───── Data provided ─────
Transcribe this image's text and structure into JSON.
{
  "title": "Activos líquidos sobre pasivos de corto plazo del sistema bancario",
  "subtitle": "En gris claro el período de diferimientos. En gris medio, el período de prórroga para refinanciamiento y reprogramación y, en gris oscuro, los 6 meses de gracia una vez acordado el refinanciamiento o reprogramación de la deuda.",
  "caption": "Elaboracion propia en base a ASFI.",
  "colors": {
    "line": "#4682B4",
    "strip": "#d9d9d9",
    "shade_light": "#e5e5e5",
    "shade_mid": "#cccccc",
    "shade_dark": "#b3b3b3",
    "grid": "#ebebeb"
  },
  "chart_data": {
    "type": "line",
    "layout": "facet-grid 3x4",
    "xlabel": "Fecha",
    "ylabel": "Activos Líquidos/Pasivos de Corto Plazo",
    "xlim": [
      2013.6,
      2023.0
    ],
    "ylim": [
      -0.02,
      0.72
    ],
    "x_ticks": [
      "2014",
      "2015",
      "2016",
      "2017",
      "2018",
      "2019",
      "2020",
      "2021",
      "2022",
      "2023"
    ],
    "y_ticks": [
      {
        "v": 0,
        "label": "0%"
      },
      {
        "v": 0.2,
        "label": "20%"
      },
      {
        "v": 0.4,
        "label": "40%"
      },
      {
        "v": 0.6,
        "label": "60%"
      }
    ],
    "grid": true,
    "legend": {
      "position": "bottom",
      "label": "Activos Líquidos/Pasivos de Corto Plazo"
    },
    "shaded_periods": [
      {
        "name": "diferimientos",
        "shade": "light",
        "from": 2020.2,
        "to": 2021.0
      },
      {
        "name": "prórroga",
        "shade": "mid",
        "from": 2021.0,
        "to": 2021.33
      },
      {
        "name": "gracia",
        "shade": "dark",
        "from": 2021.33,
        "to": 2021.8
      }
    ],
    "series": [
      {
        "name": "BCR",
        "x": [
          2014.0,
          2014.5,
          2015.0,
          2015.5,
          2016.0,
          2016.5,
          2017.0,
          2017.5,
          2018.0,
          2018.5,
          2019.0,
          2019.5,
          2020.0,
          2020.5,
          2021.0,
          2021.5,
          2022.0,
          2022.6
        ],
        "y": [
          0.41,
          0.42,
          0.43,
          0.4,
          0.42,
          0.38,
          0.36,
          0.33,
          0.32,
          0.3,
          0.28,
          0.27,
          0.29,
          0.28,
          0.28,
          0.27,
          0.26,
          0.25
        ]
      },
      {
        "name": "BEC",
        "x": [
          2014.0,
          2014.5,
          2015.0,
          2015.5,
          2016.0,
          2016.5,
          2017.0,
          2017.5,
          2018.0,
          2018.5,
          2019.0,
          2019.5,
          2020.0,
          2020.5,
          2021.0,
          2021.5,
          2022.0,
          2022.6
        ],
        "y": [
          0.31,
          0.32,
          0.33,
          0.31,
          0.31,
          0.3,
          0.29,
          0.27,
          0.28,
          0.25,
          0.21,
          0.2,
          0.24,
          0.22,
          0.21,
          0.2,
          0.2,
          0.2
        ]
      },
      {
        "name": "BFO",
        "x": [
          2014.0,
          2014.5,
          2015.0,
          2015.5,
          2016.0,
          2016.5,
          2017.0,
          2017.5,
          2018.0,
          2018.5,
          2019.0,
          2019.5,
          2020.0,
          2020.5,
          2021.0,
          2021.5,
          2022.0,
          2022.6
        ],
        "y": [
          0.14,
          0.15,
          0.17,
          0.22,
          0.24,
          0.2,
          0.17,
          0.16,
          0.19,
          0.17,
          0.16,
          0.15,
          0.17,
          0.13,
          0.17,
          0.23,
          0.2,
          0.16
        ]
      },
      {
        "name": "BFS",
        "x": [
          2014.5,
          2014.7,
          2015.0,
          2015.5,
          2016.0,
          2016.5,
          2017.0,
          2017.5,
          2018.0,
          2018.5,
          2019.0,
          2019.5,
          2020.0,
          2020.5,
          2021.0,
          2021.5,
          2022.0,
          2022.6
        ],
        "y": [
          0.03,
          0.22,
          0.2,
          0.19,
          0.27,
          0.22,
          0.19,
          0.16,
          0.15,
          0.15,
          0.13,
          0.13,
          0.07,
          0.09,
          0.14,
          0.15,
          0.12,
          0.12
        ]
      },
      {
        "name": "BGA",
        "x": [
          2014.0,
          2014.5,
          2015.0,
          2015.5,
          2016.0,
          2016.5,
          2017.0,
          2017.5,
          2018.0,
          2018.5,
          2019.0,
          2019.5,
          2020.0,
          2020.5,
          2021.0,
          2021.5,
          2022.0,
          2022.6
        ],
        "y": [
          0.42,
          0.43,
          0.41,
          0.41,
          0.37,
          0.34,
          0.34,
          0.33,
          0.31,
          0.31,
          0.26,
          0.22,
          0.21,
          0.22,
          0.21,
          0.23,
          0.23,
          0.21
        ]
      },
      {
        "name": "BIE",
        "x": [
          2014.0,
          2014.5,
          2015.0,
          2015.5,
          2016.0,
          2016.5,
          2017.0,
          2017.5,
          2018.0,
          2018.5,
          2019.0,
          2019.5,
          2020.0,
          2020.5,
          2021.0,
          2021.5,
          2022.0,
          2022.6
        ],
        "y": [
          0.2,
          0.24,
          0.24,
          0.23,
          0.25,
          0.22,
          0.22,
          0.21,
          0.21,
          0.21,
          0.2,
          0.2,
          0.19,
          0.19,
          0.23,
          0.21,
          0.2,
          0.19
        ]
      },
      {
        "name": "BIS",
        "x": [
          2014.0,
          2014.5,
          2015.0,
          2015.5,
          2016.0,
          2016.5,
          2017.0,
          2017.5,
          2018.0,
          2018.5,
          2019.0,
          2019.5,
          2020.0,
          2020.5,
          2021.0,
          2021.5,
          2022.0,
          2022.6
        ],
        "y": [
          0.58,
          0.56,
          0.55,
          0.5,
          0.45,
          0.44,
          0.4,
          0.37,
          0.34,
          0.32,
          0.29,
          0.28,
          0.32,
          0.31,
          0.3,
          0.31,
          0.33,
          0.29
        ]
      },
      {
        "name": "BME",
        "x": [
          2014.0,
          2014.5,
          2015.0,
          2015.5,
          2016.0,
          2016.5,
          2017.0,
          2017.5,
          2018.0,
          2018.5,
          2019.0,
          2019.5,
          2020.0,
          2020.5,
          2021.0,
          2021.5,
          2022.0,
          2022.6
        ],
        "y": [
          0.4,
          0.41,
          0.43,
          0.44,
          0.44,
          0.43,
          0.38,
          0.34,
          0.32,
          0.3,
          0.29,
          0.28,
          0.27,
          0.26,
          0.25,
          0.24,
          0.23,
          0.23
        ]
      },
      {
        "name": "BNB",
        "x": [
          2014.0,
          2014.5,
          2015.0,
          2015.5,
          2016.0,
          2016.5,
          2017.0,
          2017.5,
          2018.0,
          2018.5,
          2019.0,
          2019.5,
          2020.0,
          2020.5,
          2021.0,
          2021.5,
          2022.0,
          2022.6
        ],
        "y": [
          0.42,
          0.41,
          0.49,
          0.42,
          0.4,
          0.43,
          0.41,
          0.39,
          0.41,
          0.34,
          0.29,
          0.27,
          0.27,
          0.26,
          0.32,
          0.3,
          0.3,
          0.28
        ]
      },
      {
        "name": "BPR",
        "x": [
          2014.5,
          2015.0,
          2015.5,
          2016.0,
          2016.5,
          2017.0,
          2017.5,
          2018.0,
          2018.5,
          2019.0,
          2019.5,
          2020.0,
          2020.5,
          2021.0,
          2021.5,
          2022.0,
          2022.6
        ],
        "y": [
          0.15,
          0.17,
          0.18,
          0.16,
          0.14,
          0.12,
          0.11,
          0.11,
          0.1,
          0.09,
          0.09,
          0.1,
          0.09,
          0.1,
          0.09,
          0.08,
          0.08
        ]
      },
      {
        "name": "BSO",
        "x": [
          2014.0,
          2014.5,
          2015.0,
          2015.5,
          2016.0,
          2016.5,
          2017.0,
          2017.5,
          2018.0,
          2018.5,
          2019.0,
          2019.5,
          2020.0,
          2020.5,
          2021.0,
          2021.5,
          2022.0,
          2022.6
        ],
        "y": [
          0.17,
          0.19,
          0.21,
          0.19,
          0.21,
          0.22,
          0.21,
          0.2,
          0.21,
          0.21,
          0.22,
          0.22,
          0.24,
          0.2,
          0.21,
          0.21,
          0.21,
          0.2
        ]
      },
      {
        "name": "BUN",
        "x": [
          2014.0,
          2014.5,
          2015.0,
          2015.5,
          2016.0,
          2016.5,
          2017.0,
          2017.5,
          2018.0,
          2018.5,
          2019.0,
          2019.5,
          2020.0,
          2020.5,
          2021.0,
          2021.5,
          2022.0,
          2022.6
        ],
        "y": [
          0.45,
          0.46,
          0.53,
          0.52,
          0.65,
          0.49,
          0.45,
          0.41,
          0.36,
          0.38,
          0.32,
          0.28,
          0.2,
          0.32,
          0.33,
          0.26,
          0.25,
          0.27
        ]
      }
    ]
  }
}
─────
_Exercise brief_
The lines to collect are those holding the string "Activos"; copy them all.

_Problem solution_
  "title": "Activos líquidos sobre pasivos de corto plazo del sistema bancario",
    "ylabel": "Activos Líquidos/Pasivos de Corto Plazo",
      "label": "Activos Líquidos/Pasivos de Corto Plazo"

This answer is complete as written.